Recorded data:
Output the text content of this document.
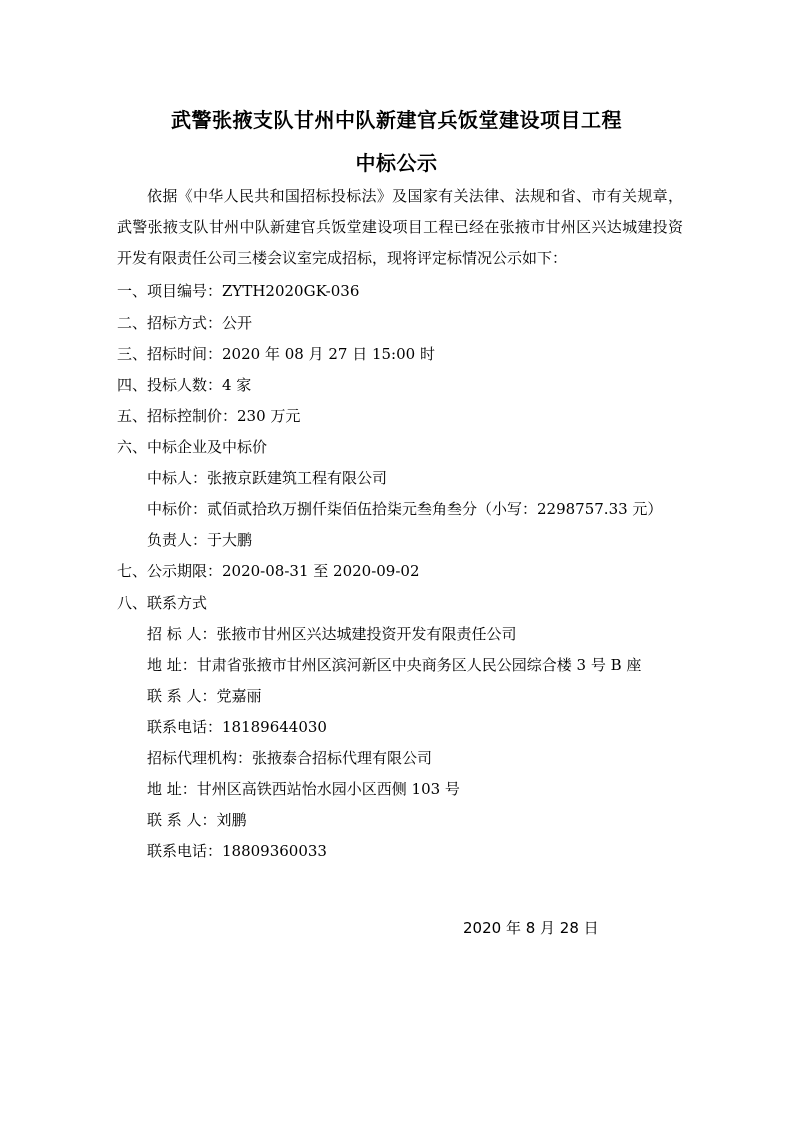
武警张掖支队甘州中队新建官兵饭堂建设项目工程
中标公示

依据《中华人民共和国招标投标法》及国家有关法律、法规和省、市有关规章，武警张掖支队甘州中队新建官兵饭堂建设项目工程已经在张掖市甘州区兴达城建投资开发有限责任公司三楼会议室完成招标，现将评定标情况公示如下：

一、项目编号：ZYTH2020GK-036
二、招标方式：公开
三、招标时间：2020 年 08 月 27 日 15:00 时
四、投标人数：4 家
五、招标控制价：230 万元
六、中标企业及中标价
中标人：张掖京跃建筑工程有限公司
中标价：贰佰贰拾玖万捌仟柒佰伍拾柒元叁角叁分（小写：2298757.33 元）
负责人：于大鹏
七、公示期限：2020-08-31 至 2020-09-02
八、联系方式
招 标 人：张掖市甘州区兴达城建投资开发有限责任公司
地 址：甘肃省张掖市甘州区滨河新区中央商务区人民公园综合楼 3 号 B 座
联 系 人：党嘉丽
联系电话：18189644030
招标代理机构：张掖泰合招标代理有限公司
地 址：甘州区高铁西站怡水园小区西侧 103 号
联 系 人：刘鹏
联系电话：18809360033
2020 年 8 月 28 日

• [Do this]: Without the pictures, repeat the listing above exactly.

• [Problem solution]:
Output the text content of this document.
武警张掖支队甘州中队新建官兵饭堂建设项目工程
中标公示

依据《中华人民共和国招标投标法》及国家有关法律、法规和省、市有关规章，武警张掖支队甘州中队新建官兵饭堂建设项目工程已经在张掖市甘州区兴达城建投资开发有限责任公司三楼会议室完成招标，现将评定标情况公示如下：

一、项目编号：ZYTH2020GK-036
二、招标方式：公开
三、招标时间：2020 年 08 月 27 日 15:00 时
四、投标人数：4 家
五、招标控制价：230 万元
六、中标企业及中标价
中标人：张掖京跃建筑工程有限公司
中标价：贰佰贰拾玖万捌仟柒佰伍拾柒元叁角叁分（小写：2298757.33 元）
负责人：于大鹏
七、公示期限：2020-08-31 至 2020-09-02
八、联系方式
招 标 人：张掖市甘州区兴达城建投资开发有限责任公司
地 址：甘肃省张掖市甘州区滨河新区中央商务区人民公园综合楼 3 号 B 座
联 系 人：党嘉丽
联系电话：18189644030
招标代理机构：张掖泰合招标代理有限公司
地 址：甘州区高铁西站怡水园小区西侧 103 号
联 系 人：刘鹏
联系电话：18809360033
2020 年 8 月 28 日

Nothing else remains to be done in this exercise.